Input for this task —
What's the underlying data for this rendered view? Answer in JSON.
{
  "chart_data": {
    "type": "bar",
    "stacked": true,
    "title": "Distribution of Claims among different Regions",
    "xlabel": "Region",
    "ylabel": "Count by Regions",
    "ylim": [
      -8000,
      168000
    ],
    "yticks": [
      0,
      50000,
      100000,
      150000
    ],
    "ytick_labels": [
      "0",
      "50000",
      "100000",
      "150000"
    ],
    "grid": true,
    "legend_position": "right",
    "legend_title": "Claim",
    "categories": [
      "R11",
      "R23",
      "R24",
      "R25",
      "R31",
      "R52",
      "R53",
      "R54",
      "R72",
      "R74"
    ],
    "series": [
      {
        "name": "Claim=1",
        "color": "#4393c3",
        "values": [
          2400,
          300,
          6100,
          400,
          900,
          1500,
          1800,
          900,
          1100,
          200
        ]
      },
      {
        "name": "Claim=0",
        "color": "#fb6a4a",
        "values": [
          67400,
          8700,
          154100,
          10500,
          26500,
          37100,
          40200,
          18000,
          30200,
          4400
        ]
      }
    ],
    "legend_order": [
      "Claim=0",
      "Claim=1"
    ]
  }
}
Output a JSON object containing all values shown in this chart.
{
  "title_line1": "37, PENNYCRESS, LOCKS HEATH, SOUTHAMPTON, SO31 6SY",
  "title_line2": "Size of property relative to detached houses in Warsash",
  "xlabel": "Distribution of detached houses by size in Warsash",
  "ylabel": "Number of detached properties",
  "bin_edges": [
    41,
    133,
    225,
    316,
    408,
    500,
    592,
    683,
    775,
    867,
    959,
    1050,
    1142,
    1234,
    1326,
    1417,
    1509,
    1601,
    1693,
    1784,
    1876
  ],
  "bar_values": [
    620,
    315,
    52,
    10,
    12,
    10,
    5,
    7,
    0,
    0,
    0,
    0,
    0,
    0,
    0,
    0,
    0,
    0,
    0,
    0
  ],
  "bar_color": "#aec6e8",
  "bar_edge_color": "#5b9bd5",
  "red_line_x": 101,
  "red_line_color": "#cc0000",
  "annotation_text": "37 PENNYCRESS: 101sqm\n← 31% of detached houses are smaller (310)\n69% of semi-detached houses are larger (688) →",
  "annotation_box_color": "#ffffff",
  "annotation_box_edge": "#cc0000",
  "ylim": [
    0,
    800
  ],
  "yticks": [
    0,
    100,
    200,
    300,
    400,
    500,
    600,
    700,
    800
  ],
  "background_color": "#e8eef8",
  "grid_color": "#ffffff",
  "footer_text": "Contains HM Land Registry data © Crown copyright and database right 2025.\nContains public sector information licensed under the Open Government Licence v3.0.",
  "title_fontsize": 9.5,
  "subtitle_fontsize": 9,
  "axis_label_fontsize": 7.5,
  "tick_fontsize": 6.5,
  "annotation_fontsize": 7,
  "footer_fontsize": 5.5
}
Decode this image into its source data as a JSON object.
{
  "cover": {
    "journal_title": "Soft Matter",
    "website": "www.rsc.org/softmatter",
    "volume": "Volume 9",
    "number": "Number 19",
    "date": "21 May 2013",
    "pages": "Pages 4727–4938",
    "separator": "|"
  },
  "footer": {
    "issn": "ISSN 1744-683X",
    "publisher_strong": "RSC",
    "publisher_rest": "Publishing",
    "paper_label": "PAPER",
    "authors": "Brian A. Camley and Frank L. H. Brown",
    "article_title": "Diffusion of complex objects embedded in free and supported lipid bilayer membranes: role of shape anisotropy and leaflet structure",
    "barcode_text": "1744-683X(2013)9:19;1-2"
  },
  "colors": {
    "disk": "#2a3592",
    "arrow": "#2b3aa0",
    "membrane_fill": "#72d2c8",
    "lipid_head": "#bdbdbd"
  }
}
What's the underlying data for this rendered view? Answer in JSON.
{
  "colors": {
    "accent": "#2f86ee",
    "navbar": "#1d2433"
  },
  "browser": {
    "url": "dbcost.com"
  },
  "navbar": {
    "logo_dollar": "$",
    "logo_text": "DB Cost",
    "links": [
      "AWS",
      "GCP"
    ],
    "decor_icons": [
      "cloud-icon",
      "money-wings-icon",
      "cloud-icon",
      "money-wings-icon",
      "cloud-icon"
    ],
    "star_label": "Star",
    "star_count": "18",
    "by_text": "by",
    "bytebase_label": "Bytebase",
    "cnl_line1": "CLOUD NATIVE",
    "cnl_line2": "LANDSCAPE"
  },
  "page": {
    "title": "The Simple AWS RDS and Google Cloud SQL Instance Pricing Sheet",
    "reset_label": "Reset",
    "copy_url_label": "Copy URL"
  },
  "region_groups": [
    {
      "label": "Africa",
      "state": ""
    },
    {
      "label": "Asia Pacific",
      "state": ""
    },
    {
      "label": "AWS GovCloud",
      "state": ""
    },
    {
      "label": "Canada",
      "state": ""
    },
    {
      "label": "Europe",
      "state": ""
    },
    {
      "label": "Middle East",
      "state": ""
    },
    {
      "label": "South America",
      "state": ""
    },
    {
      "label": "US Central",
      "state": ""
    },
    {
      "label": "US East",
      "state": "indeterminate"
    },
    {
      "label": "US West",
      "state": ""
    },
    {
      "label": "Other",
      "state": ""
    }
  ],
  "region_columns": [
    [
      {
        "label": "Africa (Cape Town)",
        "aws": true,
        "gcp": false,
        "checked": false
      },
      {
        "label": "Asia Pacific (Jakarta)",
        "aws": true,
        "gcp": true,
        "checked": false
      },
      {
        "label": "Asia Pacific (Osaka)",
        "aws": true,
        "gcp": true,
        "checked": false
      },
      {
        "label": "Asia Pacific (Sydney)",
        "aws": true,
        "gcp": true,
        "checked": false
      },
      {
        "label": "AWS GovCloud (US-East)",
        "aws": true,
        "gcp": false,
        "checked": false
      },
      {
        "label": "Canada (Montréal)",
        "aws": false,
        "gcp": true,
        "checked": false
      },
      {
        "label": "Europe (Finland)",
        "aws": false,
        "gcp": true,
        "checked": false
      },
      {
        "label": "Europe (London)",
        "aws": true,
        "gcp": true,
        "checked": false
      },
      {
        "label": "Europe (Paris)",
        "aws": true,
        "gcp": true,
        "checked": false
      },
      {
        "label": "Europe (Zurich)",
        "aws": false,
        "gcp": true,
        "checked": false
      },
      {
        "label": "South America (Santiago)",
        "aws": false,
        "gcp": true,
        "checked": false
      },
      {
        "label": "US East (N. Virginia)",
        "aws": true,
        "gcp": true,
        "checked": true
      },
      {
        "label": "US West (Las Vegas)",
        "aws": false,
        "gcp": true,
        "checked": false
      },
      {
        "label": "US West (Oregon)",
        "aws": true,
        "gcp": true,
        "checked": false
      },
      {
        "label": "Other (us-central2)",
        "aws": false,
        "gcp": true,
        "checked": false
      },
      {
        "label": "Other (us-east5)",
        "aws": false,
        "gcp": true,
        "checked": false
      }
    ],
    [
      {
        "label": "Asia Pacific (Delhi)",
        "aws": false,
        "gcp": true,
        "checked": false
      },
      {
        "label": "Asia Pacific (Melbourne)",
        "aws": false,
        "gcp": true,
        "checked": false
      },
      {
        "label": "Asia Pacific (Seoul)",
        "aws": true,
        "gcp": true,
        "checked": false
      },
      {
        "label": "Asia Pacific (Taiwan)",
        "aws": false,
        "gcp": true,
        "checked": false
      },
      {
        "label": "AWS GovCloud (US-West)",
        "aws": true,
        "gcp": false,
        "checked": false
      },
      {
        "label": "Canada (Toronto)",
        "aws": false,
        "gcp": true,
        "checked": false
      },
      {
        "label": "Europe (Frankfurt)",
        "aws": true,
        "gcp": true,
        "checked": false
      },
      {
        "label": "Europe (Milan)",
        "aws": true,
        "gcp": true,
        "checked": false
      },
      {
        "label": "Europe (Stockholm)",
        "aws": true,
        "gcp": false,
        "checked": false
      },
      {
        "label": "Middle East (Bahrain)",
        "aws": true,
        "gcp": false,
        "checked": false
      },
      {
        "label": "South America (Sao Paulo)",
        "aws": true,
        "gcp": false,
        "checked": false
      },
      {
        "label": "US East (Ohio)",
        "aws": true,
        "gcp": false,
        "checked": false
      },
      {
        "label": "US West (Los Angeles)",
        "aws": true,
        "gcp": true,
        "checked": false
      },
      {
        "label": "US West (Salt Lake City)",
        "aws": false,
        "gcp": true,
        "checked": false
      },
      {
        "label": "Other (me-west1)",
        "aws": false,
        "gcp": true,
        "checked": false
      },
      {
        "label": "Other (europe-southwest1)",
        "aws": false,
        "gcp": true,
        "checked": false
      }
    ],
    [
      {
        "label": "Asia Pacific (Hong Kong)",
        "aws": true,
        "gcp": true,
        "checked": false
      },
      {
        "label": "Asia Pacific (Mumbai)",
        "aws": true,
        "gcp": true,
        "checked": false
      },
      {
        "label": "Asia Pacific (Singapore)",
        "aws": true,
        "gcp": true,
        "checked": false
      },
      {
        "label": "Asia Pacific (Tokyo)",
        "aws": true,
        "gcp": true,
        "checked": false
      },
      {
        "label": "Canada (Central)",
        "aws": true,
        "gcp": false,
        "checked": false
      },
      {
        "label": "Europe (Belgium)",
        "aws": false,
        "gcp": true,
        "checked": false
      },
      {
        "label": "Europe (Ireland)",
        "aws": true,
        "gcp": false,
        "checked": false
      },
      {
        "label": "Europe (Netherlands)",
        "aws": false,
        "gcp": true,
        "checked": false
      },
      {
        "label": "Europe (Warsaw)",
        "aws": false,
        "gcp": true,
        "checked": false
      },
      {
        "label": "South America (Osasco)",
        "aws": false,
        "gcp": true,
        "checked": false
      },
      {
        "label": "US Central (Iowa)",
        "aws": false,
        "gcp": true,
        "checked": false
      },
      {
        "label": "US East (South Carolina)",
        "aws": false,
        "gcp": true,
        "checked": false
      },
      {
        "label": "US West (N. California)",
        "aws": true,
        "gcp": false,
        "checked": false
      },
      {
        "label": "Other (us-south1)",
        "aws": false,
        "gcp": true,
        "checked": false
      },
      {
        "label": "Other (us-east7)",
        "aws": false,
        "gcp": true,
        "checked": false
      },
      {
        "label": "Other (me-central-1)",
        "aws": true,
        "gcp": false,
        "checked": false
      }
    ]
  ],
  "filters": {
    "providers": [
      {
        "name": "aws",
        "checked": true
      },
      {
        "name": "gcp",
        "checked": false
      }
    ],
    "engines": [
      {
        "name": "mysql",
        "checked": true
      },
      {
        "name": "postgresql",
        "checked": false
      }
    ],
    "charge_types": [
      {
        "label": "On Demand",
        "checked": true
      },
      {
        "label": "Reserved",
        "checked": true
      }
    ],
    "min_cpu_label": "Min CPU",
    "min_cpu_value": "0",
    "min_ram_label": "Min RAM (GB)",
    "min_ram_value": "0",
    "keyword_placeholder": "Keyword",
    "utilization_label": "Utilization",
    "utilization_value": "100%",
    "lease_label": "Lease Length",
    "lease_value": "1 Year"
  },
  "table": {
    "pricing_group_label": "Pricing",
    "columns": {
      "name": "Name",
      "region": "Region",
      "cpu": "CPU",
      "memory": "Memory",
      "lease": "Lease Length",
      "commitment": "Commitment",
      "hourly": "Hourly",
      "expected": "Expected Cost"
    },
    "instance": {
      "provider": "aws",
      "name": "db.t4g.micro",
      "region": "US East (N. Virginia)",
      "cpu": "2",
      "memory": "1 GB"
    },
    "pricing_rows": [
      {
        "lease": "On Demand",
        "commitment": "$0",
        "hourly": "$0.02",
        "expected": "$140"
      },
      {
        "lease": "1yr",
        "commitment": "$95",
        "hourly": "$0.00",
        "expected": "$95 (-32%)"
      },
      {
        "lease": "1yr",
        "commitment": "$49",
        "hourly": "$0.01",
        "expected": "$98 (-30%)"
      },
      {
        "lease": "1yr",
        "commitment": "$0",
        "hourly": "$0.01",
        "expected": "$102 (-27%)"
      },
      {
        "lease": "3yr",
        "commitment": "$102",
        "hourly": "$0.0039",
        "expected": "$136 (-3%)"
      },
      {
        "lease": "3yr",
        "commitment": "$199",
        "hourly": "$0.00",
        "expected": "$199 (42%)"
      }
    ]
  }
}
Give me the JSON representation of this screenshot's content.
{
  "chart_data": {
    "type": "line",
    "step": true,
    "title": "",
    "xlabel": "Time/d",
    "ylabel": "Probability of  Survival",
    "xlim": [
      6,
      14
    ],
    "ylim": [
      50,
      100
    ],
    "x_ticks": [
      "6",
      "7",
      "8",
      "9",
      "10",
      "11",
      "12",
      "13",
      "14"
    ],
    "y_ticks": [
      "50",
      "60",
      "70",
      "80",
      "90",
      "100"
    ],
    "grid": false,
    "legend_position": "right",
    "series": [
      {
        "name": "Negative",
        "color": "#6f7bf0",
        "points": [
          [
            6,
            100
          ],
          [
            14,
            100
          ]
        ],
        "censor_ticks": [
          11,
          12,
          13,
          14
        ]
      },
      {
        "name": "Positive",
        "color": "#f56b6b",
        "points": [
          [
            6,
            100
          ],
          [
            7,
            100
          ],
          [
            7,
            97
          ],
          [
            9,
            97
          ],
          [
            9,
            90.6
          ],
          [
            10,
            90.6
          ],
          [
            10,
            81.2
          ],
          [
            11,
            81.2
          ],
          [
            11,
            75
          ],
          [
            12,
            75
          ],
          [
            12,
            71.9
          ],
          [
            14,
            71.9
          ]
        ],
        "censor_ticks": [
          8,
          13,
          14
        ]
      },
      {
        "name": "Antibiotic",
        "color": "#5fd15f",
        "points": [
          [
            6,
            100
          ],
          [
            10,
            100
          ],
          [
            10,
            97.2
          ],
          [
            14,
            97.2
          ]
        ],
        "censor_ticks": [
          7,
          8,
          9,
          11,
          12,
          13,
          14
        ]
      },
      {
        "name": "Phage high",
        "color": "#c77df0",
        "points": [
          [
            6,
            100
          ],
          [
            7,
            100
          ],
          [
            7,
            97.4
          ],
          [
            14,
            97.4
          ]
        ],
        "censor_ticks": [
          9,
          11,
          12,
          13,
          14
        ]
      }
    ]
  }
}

Your objective —
Copy out every line of the data that includes the word "Regions".

Solution to the exercise —
    "title": "Distribution of Claims among different Regions",
    "ylabel": "Count by Regions",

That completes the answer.